++++ STORED RECORDS
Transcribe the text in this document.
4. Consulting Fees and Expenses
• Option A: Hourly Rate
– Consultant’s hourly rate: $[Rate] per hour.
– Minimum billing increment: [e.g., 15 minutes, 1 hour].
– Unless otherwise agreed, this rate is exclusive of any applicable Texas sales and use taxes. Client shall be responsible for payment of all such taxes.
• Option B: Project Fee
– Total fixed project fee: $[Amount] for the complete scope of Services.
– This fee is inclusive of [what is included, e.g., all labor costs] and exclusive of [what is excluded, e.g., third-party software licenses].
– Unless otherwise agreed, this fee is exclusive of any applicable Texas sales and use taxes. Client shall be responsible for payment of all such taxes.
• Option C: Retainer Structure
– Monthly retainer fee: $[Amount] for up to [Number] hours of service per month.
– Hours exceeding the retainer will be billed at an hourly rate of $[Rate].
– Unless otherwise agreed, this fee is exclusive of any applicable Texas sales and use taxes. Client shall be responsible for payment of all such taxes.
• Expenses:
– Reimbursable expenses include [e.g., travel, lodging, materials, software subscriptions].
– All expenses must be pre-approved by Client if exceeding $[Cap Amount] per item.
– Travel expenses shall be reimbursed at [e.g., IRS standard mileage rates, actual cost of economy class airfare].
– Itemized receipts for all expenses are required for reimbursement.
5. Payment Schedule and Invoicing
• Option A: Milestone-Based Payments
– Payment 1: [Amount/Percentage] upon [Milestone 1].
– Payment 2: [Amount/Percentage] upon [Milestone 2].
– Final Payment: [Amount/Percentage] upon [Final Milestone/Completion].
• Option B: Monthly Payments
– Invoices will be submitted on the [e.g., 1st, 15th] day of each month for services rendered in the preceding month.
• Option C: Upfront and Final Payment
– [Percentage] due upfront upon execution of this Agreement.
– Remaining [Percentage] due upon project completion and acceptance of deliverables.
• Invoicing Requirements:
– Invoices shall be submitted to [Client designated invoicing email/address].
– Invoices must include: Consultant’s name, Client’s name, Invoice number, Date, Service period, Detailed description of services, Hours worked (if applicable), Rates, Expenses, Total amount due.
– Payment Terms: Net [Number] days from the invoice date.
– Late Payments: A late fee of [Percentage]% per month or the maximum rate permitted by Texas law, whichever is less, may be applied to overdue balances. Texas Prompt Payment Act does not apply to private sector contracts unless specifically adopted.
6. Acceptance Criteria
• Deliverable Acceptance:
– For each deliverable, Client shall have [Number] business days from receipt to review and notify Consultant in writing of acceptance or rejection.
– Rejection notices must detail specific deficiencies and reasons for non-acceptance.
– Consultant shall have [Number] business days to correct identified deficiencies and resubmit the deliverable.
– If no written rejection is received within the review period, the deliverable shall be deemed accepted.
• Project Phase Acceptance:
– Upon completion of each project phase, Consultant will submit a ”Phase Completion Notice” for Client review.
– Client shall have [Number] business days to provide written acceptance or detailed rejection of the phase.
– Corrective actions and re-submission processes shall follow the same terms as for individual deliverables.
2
++++++++
## WHAT IS REQUIRED
Retype the material above, line by line, exactly.

## WRITTEN ANSWER
Transcribe the text in this document.
4. Consulting Fees and Expenses
• Option A: Hourly Rate
– Consultant’s hourly rate: $[Rate] per hour.
– Minimum billing increment: [e.g., 15 minutes, 1 hour].
– Unless otherwise agreed, this rate is exclusive of any applicable Texas sales and use taxes. Client shall be responsible for payment of all such taxes.
• Option B: Project Fee
– Total fixed project fee: $[Amount] for the complete scope of Services.
– This fee is inclusive of [what is included, e.g., all labor costs] and exclusive of [what is excluded, e.g., third-party software licenses].
– Unless otherwise agreed, this fee is exclusive of any applicable Texas sales and use taxes. Client shall be responsible for payment of all such taxes.
• Option C: Retainer Structure
– Monthly retainer fee: $[Amount] for up to [Number] hours of service per month.
– Hours exceeding the retainer will be billed at an hourly rate of $[Rate].
– Unless otherwise agreed, this fee is exclusive of any applicable Texas sales and use taxes. Client shall be responsible for payment of all such taxes.
• Expenses:
– Reimbursable expenses include [e.g., travel, lodging, materials, software subscriptions].
– All expenses must be pre-approved by Client if exceeding $[Cap Amount] per item.
– Travel expenses shall be reimbursed at [e.g., IRS standard mileage rates, actual cost of economy class airfare].
– Itemized receipts for all expenses are required for reimbursement.
5. Payment Schedule and Invoicing
• Option A: Milestone-Based Payments
– Payment 1: [Amount/Percentage] upon [Milestone 1].
– Payment 2: [Amount/Percentage] upon [Milestone 2].
– Final Payment: [Amount/Percentage] upon [Final Milestone/Completion].
• Option B: Monthly Payments
– Invoices will be submitted on the [e.g., 1st, 15th] day of each month for services rendered in the preceding month.
• Option C: Upfront and Final Payment
– [Percentage] due upfront upon execution of this Agreement.
– Remaining [Percentage] due upon project completion and acceptance of deliverables.
• Invoicing Requirements:
– Invoices shall be submitted to [Client designated invoicing email/address].
– Invoices must include: Consultant’s name, Client’s name, Invoice number, Date, Service period, Detailed description of services, Hours worked (if applicable), Rates, Expenses, Total amount due.
– Payment Terms: Net [Number] days from the invoice date.
– Late Payments: A late fee of [Percentage]% per month or the maximum rate permitted by Texas law, whichever is less, may be applied to overdue balances. Texas Prompt Payment Act does not apply to private sector contracts unless specifically adopted.
6. Acceptance Criteria
• Deliverable Acceptance:
– For each deliverable, Client shall have [Number] business days from receipt to review and notify Consultant in writing of acceptance or rejection.
– Rejection notices must detail specific deficiencies and reasons for non-acceptance.
– Consultant shall have [Number] business days to correct identified deficiencies and resubmit the deliverable.
– If no written rejection is received within the review period, the deliverable shall be deemed accepted.
• Project Phase Acceptance:
– Upon completion of each project phase, Consultant will submit a ”Phase Completion Notice” for Client review.
– Client shall have [Number] business days to provide written acceptance or detailed rejection of the phase.
– Corrective actions and re-submission processes shall follow the same terms as for individual deliverables.
2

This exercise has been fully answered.